[Given instruction]
In the records that follow, show each line where the word "sobre" is present.

[Dataset excerpts]
________________________

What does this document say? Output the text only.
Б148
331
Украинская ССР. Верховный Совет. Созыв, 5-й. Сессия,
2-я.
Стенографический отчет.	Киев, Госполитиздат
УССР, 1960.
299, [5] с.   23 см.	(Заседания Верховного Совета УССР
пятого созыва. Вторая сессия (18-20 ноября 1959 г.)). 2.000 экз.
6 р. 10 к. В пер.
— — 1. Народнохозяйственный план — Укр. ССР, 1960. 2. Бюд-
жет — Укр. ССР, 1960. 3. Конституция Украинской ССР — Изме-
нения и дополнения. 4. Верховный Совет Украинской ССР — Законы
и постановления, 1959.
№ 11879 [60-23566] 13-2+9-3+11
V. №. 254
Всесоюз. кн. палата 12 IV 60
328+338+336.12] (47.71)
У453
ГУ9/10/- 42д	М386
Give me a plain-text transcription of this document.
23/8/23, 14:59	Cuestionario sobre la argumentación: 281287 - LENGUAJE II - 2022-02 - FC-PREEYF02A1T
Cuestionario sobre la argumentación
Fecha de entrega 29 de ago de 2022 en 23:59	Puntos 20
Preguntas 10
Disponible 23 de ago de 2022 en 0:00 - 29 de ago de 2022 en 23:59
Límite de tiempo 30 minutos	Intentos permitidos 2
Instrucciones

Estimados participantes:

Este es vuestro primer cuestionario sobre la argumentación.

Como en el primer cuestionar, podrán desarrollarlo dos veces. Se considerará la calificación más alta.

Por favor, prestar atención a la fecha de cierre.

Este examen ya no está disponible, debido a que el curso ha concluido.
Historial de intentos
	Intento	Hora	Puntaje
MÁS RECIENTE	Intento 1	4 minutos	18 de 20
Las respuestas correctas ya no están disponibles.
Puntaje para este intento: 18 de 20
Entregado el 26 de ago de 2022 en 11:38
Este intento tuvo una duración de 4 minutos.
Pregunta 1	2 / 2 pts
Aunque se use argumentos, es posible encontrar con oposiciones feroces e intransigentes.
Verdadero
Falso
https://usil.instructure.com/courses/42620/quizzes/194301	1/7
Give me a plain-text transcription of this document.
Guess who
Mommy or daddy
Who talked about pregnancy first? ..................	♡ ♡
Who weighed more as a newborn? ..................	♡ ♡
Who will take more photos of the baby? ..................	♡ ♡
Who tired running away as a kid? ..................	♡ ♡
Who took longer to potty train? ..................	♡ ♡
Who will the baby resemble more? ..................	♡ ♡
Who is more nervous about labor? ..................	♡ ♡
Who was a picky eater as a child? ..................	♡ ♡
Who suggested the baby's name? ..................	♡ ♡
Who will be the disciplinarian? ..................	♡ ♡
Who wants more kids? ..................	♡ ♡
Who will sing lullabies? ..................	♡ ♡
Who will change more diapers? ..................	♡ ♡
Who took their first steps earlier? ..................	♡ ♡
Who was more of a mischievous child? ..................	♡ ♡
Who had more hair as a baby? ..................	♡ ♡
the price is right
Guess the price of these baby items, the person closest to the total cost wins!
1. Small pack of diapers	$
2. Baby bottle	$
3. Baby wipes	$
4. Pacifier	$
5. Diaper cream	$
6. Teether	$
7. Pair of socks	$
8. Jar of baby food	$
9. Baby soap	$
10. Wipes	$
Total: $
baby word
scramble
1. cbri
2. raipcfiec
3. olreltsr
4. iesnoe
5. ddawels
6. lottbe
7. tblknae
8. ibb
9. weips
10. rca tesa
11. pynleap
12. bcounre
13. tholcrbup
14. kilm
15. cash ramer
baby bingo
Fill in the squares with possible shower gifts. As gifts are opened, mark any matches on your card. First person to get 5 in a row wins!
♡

________________________

[Response to this exercise]
23/8/23, 14:59	Cuestionario sobre la argumentación: 281287 - LENGUAJE II - 2022-02 - FC-PREEYF02A1T
Cuestionario sobre la argumentación
Este es vuestro primer cuestionario sobre la argumentación.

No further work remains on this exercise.